▸ **Passage given**
=======

With a couple days to kill in the studio and some ace session men on hand, Paul McCartney ripped off a bushelful of songs consisting mostly of classics from the first wave of American rock and roll. The resulting album (CHOBA B CCCP or Back In The U.S.S.R.) was released only in the Soviet Union in 1988 before finally getting a worldwide release three years later. Although the arrangements sometimes betrayed the tossed-off, hurried nature of the sessions, McCartney’s affinity for and ease with this material makes it an invigorating listen, reminding anyone who might have forgotten how great a rock and roller this guy is.
14. “Don’t Get Around Much Anymore”- A rock arrangement of this standard might have worked with just a tad more lightness to highlight the deft nature of Duke Ellington’s melody. But the band sort of bludgeons it, even if the instrumental break is well-done.
13. “Ain’t That A Shame”- Cheap Trick had a pretty good go at this song by not playing it too close to the vest. The respect that McCartney shows to the original smothers it a bit and makes it come off as more imitation than inspiration.
12. “Midnight Special”- Maybe too light a touch is employed here by McCartney and the band, with the arrangement by Paul not quite capturing the darkness in the song that makes that ever-loving light so important in the first place. Nice guitar work on this one by Mick Green though to recommend it.

=======

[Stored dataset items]
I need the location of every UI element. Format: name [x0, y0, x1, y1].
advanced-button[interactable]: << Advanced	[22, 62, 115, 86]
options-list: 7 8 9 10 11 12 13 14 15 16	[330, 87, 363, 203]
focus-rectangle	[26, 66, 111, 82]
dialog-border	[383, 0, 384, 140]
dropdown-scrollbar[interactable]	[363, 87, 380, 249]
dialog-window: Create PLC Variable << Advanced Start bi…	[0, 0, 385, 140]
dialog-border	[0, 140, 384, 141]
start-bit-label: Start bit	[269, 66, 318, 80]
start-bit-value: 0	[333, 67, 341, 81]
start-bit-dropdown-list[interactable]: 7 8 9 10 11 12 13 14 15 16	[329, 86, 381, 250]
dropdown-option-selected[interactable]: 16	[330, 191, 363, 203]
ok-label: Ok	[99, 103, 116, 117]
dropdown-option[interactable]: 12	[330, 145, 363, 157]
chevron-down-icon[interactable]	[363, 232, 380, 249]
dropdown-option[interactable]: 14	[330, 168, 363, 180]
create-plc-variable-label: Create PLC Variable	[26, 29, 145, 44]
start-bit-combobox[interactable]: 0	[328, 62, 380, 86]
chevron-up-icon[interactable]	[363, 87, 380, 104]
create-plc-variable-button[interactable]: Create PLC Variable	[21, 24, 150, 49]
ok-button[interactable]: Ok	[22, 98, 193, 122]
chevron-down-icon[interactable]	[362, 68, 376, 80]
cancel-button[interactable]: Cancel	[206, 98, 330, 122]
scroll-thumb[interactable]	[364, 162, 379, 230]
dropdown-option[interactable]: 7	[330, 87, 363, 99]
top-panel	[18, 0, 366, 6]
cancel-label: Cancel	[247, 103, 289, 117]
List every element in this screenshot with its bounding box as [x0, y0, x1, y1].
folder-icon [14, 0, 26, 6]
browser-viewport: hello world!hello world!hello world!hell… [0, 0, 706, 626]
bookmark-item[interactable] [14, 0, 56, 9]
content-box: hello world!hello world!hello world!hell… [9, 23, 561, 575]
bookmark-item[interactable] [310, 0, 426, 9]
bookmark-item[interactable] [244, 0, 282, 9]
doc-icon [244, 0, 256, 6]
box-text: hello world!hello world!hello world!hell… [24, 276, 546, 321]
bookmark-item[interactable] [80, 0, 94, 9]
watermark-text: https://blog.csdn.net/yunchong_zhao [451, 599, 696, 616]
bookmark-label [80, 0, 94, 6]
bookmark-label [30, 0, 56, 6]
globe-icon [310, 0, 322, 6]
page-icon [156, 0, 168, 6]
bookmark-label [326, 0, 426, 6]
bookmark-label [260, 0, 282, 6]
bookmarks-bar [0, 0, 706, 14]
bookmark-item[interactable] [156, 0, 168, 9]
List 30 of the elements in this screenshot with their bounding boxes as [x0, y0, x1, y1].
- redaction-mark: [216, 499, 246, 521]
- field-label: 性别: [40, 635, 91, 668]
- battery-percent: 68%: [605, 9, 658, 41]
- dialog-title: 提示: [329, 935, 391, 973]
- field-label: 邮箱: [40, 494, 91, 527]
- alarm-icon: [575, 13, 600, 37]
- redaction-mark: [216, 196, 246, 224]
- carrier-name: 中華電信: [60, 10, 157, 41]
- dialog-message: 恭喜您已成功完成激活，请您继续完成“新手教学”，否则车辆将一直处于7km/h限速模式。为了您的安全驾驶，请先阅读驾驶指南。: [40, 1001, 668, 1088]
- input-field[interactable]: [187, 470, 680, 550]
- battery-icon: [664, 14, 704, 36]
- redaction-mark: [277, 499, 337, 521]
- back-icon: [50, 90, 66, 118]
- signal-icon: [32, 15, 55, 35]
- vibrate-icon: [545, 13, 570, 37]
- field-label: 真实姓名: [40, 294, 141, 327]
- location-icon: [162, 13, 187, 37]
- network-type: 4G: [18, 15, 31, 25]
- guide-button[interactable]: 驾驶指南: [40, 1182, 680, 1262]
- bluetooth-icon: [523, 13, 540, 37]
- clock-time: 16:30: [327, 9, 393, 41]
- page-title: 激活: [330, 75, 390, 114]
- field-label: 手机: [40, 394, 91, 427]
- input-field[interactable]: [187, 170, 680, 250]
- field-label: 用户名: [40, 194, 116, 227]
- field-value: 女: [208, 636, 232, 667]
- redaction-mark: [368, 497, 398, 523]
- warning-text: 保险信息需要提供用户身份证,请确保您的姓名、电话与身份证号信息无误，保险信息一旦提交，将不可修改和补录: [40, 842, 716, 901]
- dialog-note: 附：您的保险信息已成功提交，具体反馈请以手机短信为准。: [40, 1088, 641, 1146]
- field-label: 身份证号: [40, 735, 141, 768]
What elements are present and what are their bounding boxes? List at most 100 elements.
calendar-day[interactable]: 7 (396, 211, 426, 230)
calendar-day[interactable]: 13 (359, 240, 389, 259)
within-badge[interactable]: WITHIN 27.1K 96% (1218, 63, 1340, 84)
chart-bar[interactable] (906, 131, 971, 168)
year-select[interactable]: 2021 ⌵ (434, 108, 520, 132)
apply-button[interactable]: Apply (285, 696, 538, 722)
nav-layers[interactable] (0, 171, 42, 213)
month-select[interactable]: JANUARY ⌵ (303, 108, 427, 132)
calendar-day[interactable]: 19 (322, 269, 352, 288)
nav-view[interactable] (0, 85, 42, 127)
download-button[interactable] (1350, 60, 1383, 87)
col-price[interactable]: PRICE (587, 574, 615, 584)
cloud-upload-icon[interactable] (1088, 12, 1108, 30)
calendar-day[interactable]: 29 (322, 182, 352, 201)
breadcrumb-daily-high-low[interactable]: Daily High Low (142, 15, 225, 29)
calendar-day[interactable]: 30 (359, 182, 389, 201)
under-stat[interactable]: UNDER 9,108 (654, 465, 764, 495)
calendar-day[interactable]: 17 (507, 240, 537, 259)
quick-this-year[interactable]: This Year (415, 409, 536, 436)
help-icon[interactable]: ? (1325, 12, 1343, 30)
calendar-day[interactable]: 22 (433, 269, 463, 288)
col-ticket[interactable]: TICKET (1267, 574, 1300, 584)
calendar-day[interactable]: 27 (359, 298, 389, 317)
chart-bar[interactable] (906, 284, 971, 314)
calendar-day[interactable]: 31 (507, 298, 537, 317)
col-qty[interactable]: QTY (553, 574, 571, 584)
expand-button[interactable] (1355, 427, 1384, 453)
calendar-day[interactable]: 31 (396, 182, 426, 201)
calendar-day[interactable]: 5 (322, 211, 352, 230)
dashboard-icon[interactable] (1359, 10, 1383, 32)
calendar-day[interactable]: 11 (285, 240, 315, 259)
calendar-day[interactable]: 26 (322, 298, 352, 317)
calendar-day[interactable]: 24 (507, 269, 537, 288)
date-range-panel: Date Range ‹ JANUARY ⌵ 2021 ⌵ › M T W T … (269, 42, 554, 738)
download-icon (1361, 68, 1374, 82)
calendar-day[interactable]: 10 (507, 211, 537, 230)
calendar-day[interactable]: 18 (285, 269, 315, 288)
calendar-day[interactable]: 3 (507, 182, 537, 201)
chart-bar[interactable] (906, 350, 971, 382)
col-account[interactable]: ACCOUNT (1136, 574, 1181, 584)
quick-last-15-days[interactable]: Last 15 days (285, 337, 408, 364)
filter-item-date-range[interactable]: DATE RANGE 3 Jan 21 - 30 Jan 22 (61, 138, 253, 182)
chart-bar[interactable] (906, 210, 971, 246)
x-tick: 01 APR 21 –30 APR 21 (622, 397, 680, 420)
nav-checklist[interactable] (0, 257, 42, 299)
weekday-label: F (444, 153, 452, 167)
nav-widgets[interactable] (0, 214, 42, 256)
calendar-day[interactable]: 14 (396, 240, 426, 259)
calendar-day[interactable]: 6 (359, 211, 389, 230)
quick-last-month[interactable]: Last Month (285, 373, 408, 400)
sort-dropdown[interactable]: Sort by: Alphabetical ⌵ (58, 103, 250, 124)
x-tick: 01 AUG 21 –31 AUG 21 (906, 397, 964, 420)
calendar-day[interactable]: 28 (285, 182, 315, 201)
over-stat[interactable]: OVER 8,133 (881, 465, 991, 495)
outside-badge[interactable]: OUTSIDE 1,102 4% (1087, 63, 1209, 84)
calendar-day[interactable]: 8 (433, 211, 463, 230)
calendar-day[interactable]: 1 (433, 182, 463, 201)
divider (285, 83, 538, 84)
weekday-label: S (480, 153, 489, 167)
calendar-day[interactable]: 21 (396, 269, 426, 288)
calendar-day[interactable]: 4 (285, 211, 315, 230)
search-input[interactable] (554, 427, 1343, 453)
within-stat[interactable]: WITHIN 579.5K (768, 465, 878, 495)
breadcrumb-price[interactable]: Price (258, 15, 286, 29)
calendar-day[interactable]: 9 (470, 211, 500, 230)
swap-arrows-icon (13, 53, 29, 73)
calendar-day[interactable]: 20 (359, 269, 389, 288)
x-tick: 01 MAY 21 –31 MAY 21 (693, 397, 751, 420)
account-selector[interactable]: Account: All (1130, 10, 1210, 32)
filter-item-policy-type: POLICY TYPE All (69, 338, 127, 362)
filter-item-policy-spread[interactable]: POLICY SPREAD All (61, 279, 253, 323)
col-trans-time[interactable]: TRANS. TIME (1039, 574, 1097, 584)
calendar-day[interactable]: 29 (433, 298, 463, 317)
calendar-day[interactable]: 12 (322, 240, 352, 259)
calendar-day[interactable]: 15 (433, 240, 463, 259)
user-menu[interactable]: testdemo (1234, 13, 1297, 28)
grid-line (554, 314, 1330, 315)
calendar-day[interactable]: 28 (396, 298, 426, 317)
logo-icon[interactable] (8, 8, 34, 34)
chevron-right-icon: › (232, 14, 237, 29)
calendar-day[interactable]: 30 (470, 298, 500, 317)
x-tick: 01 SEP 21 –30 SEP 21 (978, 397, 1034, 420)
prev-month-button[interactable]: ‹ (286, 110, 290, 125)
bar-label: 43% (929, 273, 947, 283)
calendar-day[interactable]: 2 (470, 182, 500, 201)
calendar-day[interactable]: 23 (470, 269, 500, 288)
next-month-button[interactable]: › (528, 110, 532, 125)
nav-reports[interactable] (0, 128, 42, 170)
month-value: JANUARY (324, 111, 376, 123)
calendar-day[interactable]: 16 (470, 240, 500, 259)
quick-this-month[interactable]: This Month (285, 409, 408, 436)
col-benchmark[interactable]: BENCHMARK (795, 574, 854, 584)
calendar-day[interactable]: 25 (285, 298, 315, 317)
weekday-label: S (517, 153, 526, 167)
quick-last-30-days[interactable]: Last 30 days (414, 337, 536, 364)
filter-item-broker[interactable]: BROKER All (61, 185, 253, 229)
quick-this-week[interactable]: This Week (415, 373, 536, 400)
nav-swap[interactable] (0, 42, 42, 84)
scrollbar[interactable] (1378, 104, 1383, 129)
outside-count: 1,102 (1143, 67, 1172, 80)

=======

▸ **Given request A**
Write out the portion of the McCartney album review starting at "With a couple" and ending at "this guy is.".
▸ **Given request B**
According to the McCartney album review, who played the guitar work on "Midnight Special"?

▸ **Exercise solution A**
With a couple days to kill in the studio and some ace session men on hand, Paul McCartney ripped off a bushelful of songs consisting mostly of classics from the first wave of American rock and roll. The resulting album (CHOBA B CCCP or Back In The U.S.S.R.) was released only in the Soviet Union in 1988 before finally getting a worldwide release three years later. Although the arrangements sometimes betrayed the tossed-off, hurried nature of the sessions, McCartney’s affinity for and ease with this material makes it an invigorating listen, reminding anyone who might have forgotten how great a rock and roller this guy is.

▸ **Exercise solution B**
Mick Green